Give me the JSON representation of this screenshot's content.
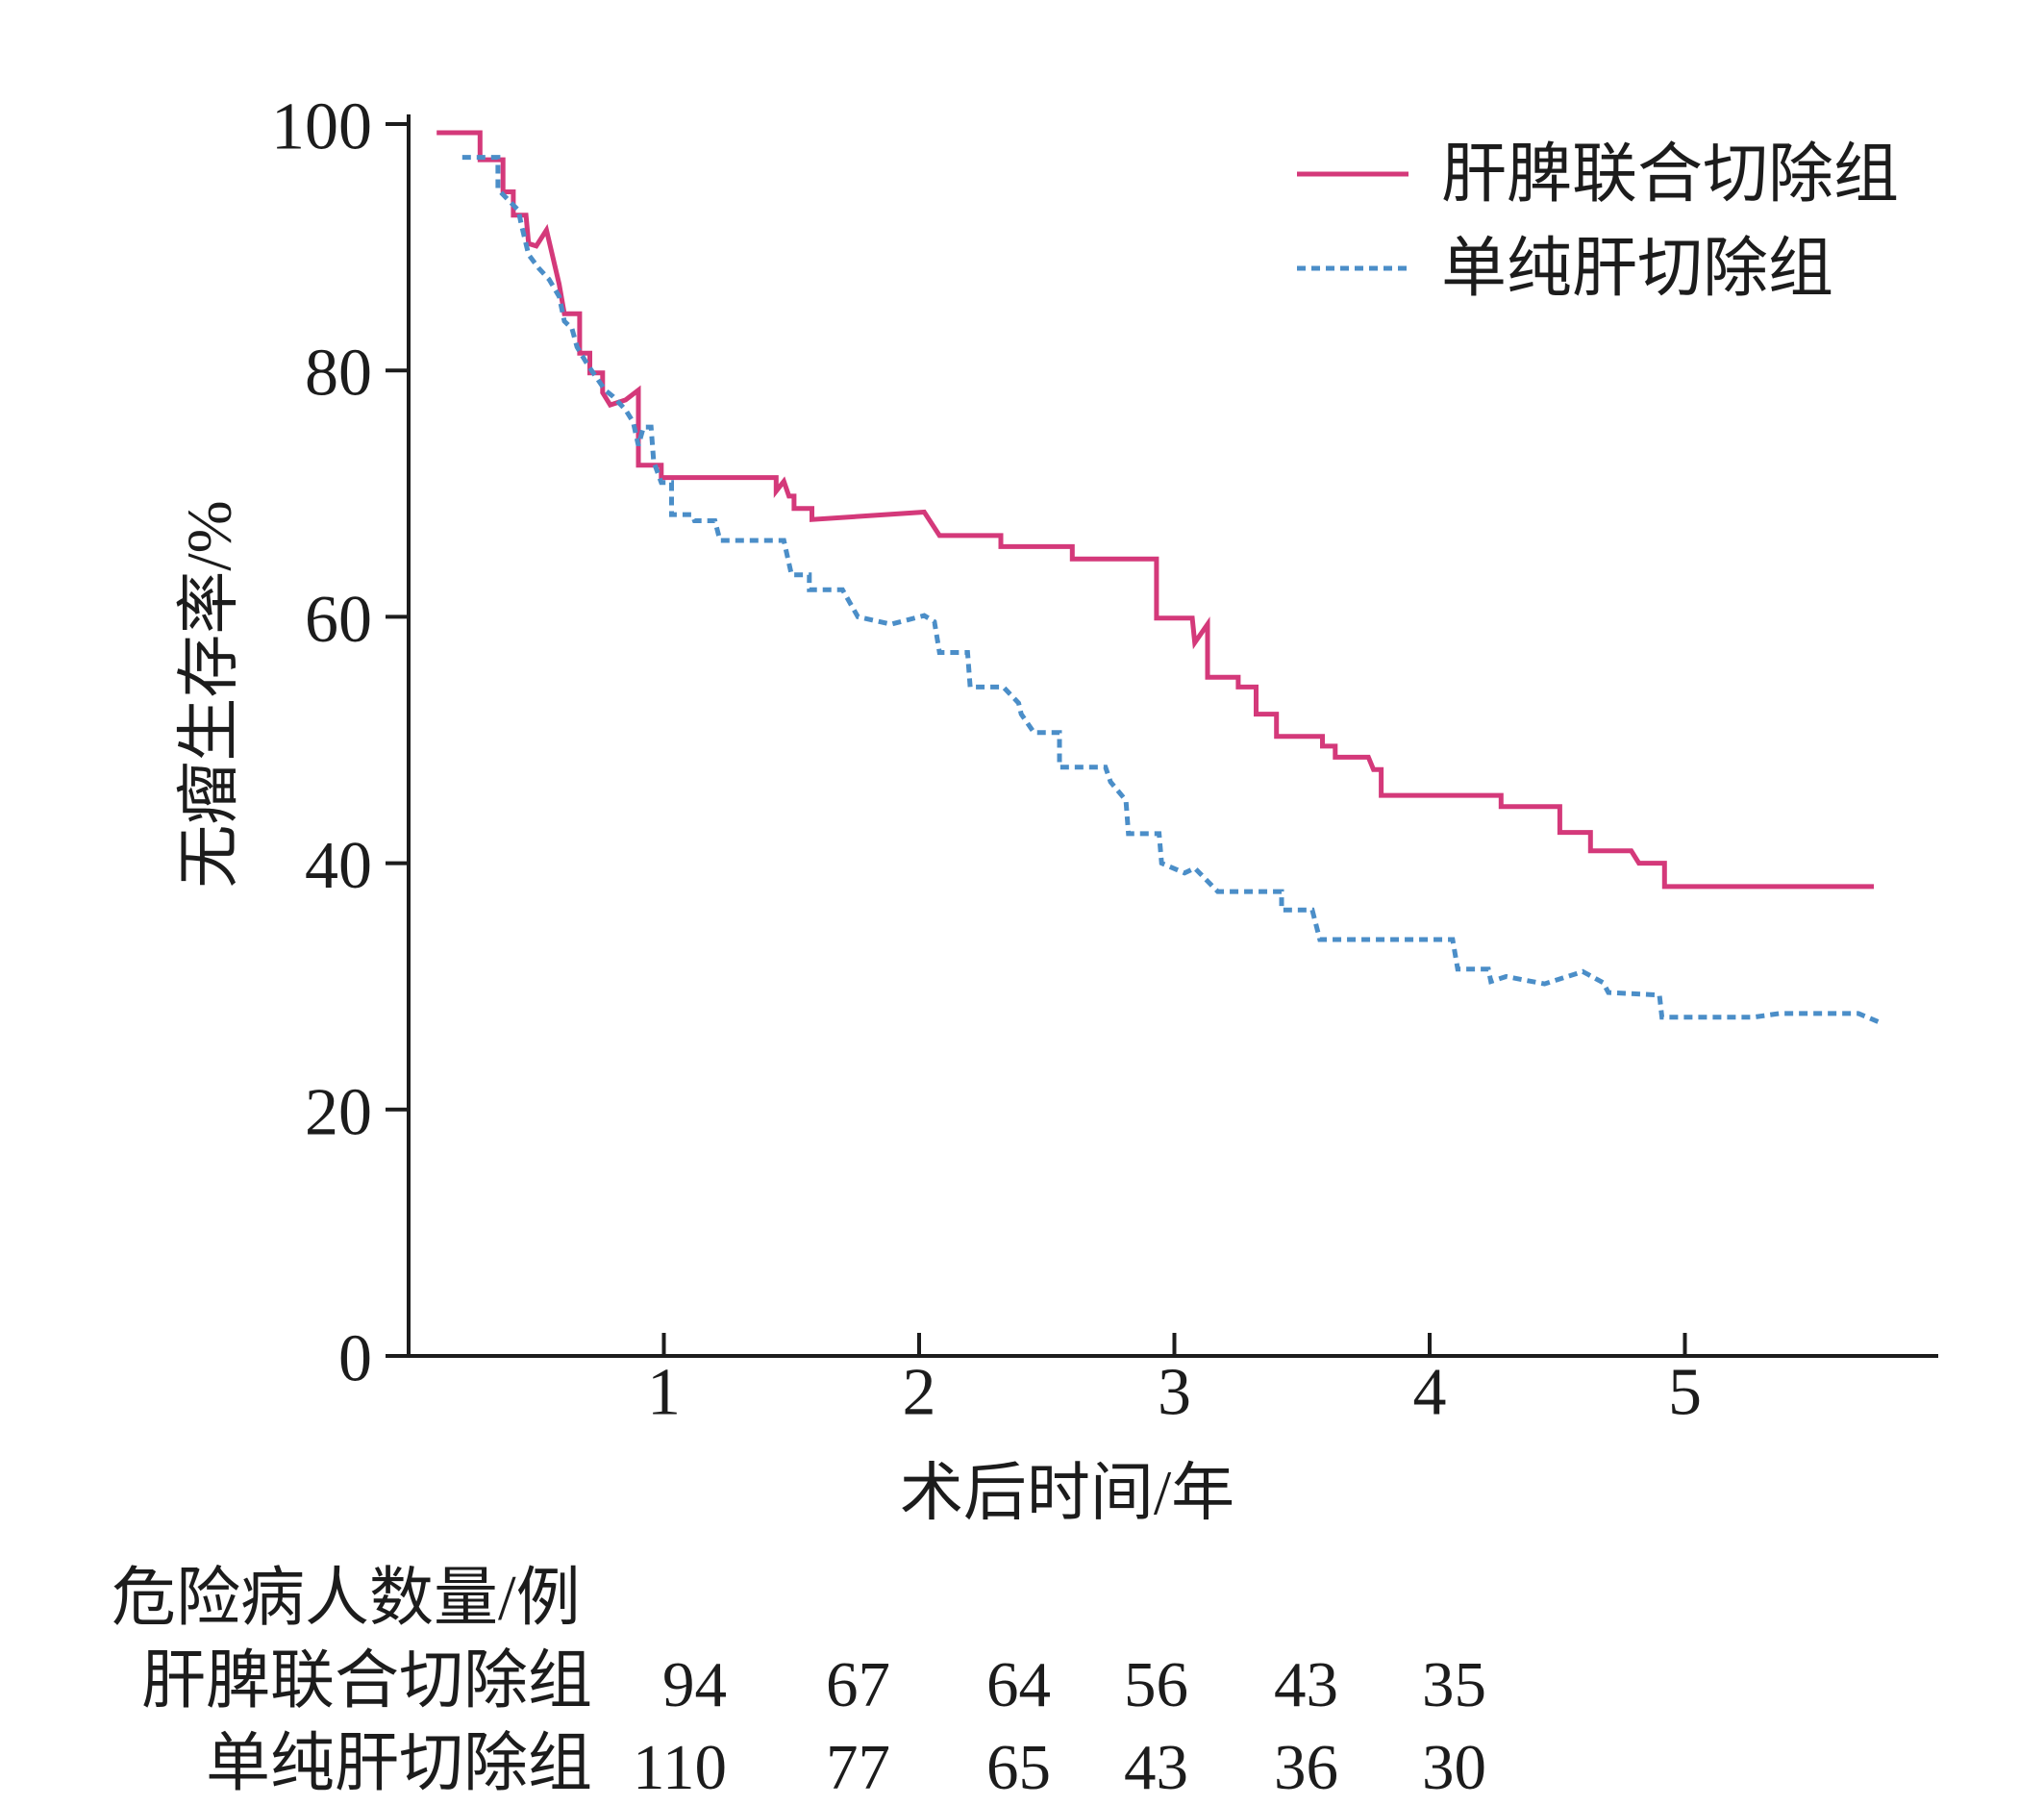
{
  "chart_data": {
    "type": "line",
    "xlabel": "术后时间/年",
    "ylabel": "无瘤生存率/%",
    "xlim": [
      0,
      6
    ],
    "ylim": [
      0,
      100
    ],
    "xticks": [
      1,
      2,
      3,
      4,
      5
    ],
    "yticks": [
      0,
      20,
      40,
      60,
      80,
      100
    ],
    "grid": false,
    "legend": "top-right",
    "series": [
      {
        "name": "肝脾联合切除组",
        "color": "#d4397a",
        "line_style": "solid",
        "points": [
          [
            0.11,
            99.3
          ],
          [
            0.28,
            99.3
          ],
          [
            0.28,
            97.1
          ],
          [
            0.37,
            97.1
          ],
          [
            0.37,
            94.5
          ],
          [
            0.41,
            94.5
          ],
          [
            0.41,
            92.6
          ],
          [
            0.46,
            92.6
          ],
          [
            0.47,
            90.3
          ],
          [
            0.5,
            90.1
          ],
          [
            0.54,
            91.4
          ],
          [
            0.59,
            87.0
          ],
          [
            0.61,
            84.6
          ],
          [
            0.67,
            84.6
          ],
          [
            0.67,
            81.4
          ],
          [
            0.71,
            81.4
          ],
          [
            0.71,
            79.8
          ],
          [
            0.76,
            79.8
          ],
          [
            0.76,
            78.2
          ],
          [
            0.79,
            77.2
          ],
          [
            0.85,
            77.6
          ],
          [
            0.9,
            78.4
          ],
          [
            0.9,
            72.3
          ],
          [
            0.99,
            72.3
          ],
          [
            0.99,
            71.3
          ],
          [
            1.44,
            71.3
          ],
          [
            1.44,
            70.2
          ],
          [
            1.47,
            71.0
          ],
          [
            1.49,
            69.8
          ],
          [
            1.51,
            69.8
          ],
          [
            1.51,
            68.8
          ],
          [
            1.58,
            68.8
          ],
          [
            1.58,
            67.9
          ],
          [
            2.02,
            68.5
          ],
          [
            2.08,
            66.6
          ],
          [
            2.32,
            66.6
          ],
          [
            2.32,
            65.7
          ],
          [
            2.6,
            65.7
          ],
          [
            2.6,
            64.7
          ],
          [
            2.93,
            64.7
          ],
          [
            2.93,
            59.9
          ],
          [
            3.07,
            59.9
          ],
          [
            3.08,
            57.9
          ],
          [
            3.13,
            59.4
          ],
          [
            3.13,
            55.1
          ],
          [
            3.25,
            55.1
          ],
          [
            3.25,
            54.3
          ],
          [
            3.32,
            54.3
          ],
          [
            3.32,
            52.1
          ],
          [
            3.4,
            52.1
          ],
          [
            3.4,
            50.3
          ],
          [
            3.58,
            50.3
          ],
          [
            3.58,
            49.5
          ],
          [
            3.63,
            49.5
          ],
          [
            3.63,
            48.6
          ],
          [
            3.76,
            48.6
          ],
          [
            3.78,
            47.6
          ],
          [
            3.81,
            47.6
          ],
          [
            3.81,
            45.5
          ],
          [
            4.28,
            45.5
          ],
          [
            4.28,
            44.6
          ],
          [
            4.51,
            44.6
          ],
          [
            4.51,
            42.5
          ],
          [
            4.63,
            42.5
          ],
          [
            4.63,
            41.0
          ],
          [
            4.79,
            41.0
          ],
          [
            4.82,
            40.0
          ],
          [
            4.92,
            40.0
          ],
          [
            4.92,
            38.1
          ],
          [
            5.74,
            38.1
          ]
        ]
      },
      {
        "name": "单纯肝切除组",
        "color": "#4b8ec8",
        "line_style": "dotted",
        "points": [
          [
            0.21,
            97.3
          ],
          [
            0.35,
            97.3
          ],
          [
            0.35,
            94.7
          ],
          [
            0.43,
            93.0
          ],
          [
            0.44,
            92.0
          ],
          [
            0.47,
            89.4
          ],
          [
            0.51,
            88.3
          ],
          [
            0.55,
            87.4
          ],
          [
            0.59,
            86.0
          ],
          [
            0.61,
            84.0
          ],
          [
            0.64,
            83.4
          ],
          [
            0.66,
            81.9
          ],
          [
            0.7,
            80.5
          ],
          [
            0.73,
            79.6
          ],
          [
            0.77,
            78.4
          ],
          [
            0.8,
            77.9
          ],
          [
            0.85,
            76.8
          ],
          [
            0.88,
            75.8
          ],
          [
            0.9,
            73.9
          ],
          [
            0.92,
            75.4
          ],
          [
            0.95,
            75.4
          ],
          [
            0.96,
            72.6
          ],
          [
            0.99,
            70.9
          ],
          [
            1.03,
            70.9
          ],
          [
            1.03,
            68.3
          ],
          [
            1.11,
            68.3
          ],
          [
            1.12,
            67.8
          ],
          [
            1.2,
            67.8
          ],
          [
            1.22,
            66.2
          ],
          [
            1.47,
            66.2
          ],
          [
            1.5,
            63.4
          ],
          [
            1.57,
            63.4
          ],
          [
            1.57,
            62.2
          ],
          [
            1.7,
            62.2
          ],
          [
            1.76,
            60.0
          ],
          [
            1.89,
            59.4
          ],
          [
            2.02,
            60.1
          ],
          [
            2.06,
            59.6
          ],
          [
            2.08,
            57.1
          ],
          [
            2.19,
            57.1
          ],
          [
            2.2,
            54.3
          ],
          [
            2.33,
            54.3
          ],
          [
            2.39,
            53.0
          ],
          [
            2.4,
            52.1
          ],
          [
            2.45,
            50.6
          ],
          [
            2.55,
            50.6
          ],
          [
            2.55,
            47.8
          ],
          [
            2.73,
            47.8
          ],
          [
            2.75,
            46.6
          ],
          [
            2.81,
            45.1
          ],
          [
            2.82,
            42.4
          ],
          [
            2.94,
            42.4
          ],
          [
            2.95,
            40.0
          ],
          [
            3.04,
            39.2
          ],
          [
            3.08,
            39.6
          ],
          [
            3.17,
            37.7
          ],
          [
            3.42,
            37.7
          ],
          [
            3.42,
            36.2
          ],
          [
            3.54,
            36.2
          ],
          [
            3.57,
            33.8
          ],
          [
            4.09,
            33.8
          ],
          [
            4.11,
            31.4
          ],
          [
            4.23,
            31.4
          ],
          [
            4.24,
            30.4
          ],
          [
            4.3,
            30.8
          ],
          [
            4.45,
            30.2
          ],
          [
            4.6,
            31.2
          ],
          [
            4.68,
            30.3
          ],
          [
            4.7,
            29.5
          ],
          [
            4.9,
            29.3
          ],
          [
            4.91,
            27.5
          ],
          [
            5.27,
            27.5
          ],
          [
            5.37,
            27.8
          ],
          [
            5.68,
            27.8
          ],
          [
            5.76,
            27.1
          ]
        ]
      }
    ]
  },
  "risk_table": {
    "title": "危险病人数量/例",
    "rows": [
      {
        "label": "肝脾联合切除组",
        "counts": [
          94,
          67,
          64,
          56,
          43,
          35
        ]
      },
      {
        "label": "单纯肝切除组",
        "counts": [
          110,
          77,
          65,
          43,
          36,
          30
        ]
      }
    ]
  }
}
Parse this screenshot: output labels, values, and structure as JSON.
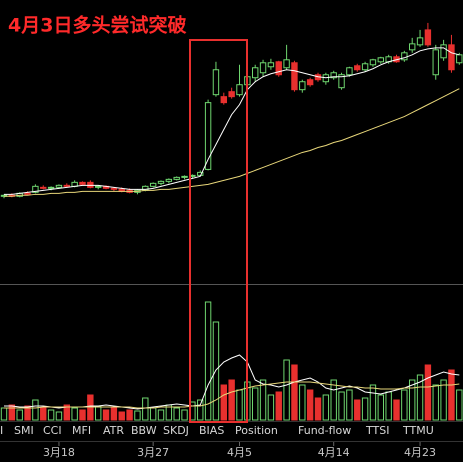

============================================================

## Work required
Gather, from the listing above, every line carrying the word "screenshot".

## Finished answer
Give me the JSON representation of this screenshot's content.
Parse this screenshot: output labels, values, and structure as JSON.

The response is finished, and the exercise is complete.